(Stored data entries)
══════
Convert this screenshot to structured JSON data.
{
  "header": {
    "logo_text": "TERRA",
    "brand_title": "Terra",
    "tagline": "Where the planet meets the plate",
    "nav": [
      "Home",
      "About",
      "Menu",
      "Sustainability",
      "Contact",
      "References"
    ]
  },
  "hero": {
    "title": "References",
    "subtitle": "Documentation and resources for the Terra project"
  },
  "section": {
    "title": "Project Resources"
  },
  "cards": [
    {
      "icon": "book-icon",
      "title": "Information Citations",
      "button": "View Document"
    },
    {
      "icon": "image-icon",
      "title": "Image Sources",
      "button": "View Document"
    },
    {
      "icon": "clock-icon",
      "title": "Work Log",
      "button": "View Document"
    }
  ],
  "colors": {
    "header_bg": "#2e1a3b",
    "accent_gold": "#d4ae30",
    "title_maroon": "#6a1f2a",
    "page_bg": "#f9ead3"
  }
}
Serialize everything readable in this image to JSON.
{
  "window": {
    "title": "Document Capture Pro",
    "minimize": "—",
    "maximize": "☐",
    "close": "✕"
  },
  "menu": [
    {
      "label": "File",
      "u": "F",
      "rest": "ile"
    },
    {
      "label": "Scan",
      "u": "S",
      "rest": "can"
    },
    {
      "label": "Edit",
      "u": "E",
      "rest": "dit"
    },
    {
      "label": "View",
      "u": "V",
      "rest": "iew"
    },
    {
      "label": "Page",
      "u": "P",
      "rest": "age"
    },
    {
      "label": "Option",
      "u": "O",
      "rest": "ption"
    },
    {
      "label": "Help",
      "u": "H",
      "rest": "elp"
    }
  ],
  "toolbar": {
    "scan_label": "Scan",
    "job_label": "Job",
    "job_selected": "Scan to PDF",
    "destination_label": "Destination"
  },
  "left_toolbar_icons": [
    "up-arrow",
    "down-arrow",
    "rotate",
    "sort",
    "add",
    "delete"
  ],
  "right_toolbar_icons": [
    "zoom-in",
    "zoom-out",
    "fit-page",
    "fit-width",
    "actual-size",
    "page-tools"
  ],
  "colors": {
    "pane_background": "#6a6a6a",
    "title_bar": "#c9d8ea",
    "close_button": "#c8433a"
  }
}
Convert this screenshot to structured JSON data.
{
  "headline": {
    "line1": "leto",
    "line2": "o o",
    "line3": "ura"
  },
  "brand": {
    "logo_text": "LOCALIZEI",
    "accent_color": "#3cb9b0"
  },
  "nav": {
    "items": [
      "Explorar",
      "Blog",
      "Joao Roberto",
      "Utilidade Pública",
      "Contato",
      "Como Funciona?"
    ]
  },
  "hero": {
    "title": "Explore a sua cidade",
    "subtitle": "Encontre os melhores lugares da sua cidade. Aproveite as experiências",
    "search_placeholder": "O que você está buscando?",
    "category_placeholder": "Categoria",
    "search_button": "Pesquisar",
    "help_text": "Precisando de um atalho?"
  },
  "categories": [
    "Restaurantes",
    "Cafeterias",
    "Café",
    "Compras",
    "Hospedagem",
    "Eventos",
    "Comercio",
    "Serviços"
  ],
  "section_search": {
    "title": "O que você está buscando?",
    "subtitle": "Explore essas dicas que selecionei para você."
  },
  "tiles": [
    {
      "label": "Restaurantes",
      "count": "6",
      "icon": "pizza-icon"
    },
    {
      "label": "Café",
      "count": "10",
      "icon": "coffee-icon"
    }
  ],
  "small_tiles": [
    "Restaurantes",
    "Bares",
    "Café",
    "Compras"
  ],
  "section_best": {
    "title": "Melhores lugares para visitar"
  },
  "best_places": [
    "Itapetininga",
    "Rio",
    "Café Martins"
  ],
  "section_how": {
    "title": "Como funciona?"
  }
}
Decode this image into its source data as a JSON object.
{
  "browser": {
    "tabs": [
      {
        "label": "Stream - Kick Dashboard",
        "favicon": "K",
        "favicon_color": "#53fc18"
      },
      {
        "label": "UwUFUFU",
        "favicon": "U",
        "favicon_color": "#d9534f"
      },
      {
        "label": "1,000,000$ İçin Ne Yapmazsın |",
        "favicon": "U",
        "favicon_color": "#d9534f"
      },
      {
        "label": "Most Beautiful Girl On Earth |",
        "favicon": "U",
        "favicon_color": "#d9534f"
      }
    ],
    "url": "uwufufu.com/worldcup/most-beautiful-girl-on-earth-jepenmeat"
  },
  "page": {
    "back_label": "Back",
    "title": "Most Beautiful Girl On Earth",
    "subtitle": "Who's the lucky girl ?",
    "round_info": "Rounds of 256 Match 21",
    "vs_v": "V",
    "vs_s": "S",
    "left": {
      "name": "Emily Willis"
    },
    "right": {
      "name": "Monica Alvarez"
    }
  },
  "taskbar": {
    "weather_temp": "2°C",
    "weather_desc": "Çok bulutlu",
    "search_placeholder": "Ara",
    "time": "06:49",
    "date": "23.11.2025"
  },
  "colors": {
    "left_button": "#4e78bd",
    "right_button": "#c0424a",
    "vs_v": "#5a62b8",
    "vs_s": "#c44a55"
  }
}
══════
Every line above needs to be retyped exactly.

◆ **The result**
Convert this screenshot to structured JSON data.
{
  "header": {
    "logo_text": "TERRA",
    "brand_title": "Terra",
    "tagline": "Where the planet meets the plate",
    "nav": [
      "Home",
      "About",
      "Menu",
      "Sustainability",
      "Contact",
      "References"
    ]
  },
  "hero": {
    "title": "References",
    "subtitle": "Documentation and resources for the Terra project"
  },
  "section": {
    "title": "Project Resources"
  },
  "cards": [
    {
      "icon": "book-icon",
      "title": "Information Citations",
      "button": "View Document"
    },
    {
      "icon": "image-icon",
      "title": "Image Sources",
      "button": "View Document"
    },
    {
      "icon": "clock-icon",
      "title": "Work Log",
      "button": "View Document"
    }
  ],
  "colors": {
    "header_bg": "#2e1a3b",
    "accent_gold": "#d4ae30",
    "title_maroon": "#6a1f2a",
    "page_bg": "#f9ead3"
  }
}
Serialize everything readable in this image to JSON.
{
  "window": {
    "title": "Document Capture Pro",
    "minimize": "—",
    "maximize": "☐",
    "close": "✕"
  },
  "menu": [
    {
      "label": "File",
      "u": "F",
      "rest": "ile"
    },
    {
      "label": "Scan",
      "u": "S",
      "rest": "can"
    },
    {
      "label": "Edit",
      "u": "E",
      "rest": "dit"
    },
    {
      "label": "View",
      "u": "V",
      "rest": "iew"
    },
    {
      "label": "Page",
      "u": "P",
      "rest": "age"
    },
    {
      "label": "Option",
      "u": "O",
      "rest": "ption"
    },
    {
      "label": "Help",
      "u": "H",
      "rest": "elp"
    }
  ],
  "toolbar": {
    "scan_label": "Scan",
    "job_label": "Job",
    "job_selected": "Scan to PDF",
    "destination_label": "Destination"
  },
  "left_toolbar_icons": [
    "up-arrow",
    "down-arrow",
    "rotate",
    "sort",
    "add",
    "delete"
  ],
  "right_toolbar_icons": [
    "zoom-in",
    "zoom-out",
    "fit-page",
    "fit-width",
    "actual-size",
    "page-tools"
  ],
  "colors": {
    "pane_background": "#6a6a6a",
    "title_bar": "#c9d8ea",
    "close_button": "#c8433a"
  }
}
Convert this screenshot to structured JSON data.
{
  "headline": {
    "line1": "leto",
    "line2": "o o",
    "line3": "ura"
  },
  "brand": {
    "logo_text": "LOCALIZEI",
    "accent_color": "#3cb9b0"
  },
  "nav": {
    "items": [
      "Explorar",
      "Blog",
      "Joao Roberto",
      "Utilidade Pública",
      "Contato",
      "Como Funciona?"
    ]
  },
  "hero": {
    "title": "Explore a sua cidade",
    "subtitle": "Encontre os melhores lugares da sua cidade. Aproveite as experiências",
    "search_placeholder": "O que você está buscando?",
    "category_placeholder": "Categoria",
    "search_button": "Pesquisar",
    "help_text": "Precisando de um atalho?"
  },
  "categories": [
    "Restaurantes",
    "Cafeterias",
    "Café",
    "Compras",
    "Hospedagem",
    "Eventos",
    "Comercio",
    "Serviços"
  ],
  "section_search": {
    "title": "O que você está buscando?",
    "subtitle": "Explore essas dicas que selecionei para você."
  },
  "tiles": [
    {
      "label": "Restaurantes",
      "count": "6",
      "icon": "pizza-icon"
    },
    {
      "label": "Café",
      "count": "10",
      "icon": "coffee-icon"
    }
  ],
  "small_tiles": [
    "Restaurantes",
    "Bares",
    "Café",
    "Compras"
  ],
  "section_best": {
    "title": "Melhores lugares para visitar"
  },
  "best_places": [
    "Itapetininga",
    "Rio",
    "Café Martins"
  ],
  "section_how": {
    "title": "Como funciona?"
  }
}
Decode this image into its source data as a JSON object.
{
  "browser": {
    "tabs": [
      {
        "label": "Stream - Kick Dashboard",
        "favicon": "K",
        "favicon_color": "#53fc18"
      },
      {
        "label": "UwUFUFU",
        "favicon": "U",
        "favicon_color": "#d9534f"
      },
      {
        "label": "1,000,000$ İçin Ne Yapmazsın |",
        "favicon": "U",
        "favicon_color": "#d9534f"
      },
      {
        "label": "Most Beautiful Girl On Earth |",
        "favicon": "U",
        "favicon_color": "#d9534f"
      }
    ],
    "url": "uwufufu.com/worldcup/most-beautiful-girl-on-earth-jepenmeat"
  },
  "page": {
    "back_label": "Back",
    "title": "Most Beautiful Girl On Earth",
    "subtitle": "Who's the lucky girl ?",
    "round_info": "Rounds of 256 Match 21",
    "vs_v": "V",
    "vs_s": "S",
    "left": {
      "name": "Emily Willis"
    },
    "right": {
      "name": "Monica Alvarez"
    }
  },
  "taskbar": {
    "weather_temp": "2°C",
    "weather_desc": "Çok bulutlu",
    "search_placeholder": "Ara",
    "time": "06:49",
    "date": "23.11.2025"
  },
  "colors": {
    "left_button": "#4e78bd",
    "right_button": "#c0424a",
    "vs_v": "#5a62b8",
    "vs_s": "#c44a55"
  }
}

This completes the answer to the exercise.